** start ENTRIES PROVIDED **

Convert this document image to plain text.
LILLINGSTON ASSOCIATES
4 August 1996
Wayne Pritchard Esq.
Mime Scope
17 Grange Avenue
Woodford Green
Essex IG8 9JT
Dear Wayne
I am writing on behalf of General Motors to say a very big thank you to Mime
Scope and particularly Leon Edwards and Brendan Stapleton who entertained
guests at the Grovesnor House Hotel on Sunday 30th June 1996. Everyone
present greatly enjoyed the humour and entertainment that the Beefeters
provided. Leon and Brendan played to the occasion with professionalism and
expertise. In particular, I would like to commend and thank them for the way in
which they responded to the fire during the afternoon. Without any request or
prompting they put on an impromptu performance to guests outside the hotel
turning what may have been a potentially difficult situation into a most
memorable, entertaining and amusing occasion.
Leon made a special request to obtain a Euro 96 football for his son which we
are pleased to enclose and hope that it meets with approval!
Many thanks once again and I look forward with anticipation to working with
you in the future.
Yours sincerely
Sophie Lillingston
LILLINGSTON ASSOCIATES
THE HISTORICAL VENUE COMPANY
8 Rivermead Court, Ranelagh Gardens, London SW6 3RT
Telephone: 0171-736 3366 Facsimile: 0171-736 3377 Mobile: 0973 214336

** end ENTRIES PROVIDED **

**WHAT TO WORK ON**
List each line of the records that holds the string "guests".

**RESULT FOR THIS TASK**
guests at the Grovesnor House Hotel on Sunday 30th June 1996. Everyone
prompting they put on an impromptu performance to guests outside the hotel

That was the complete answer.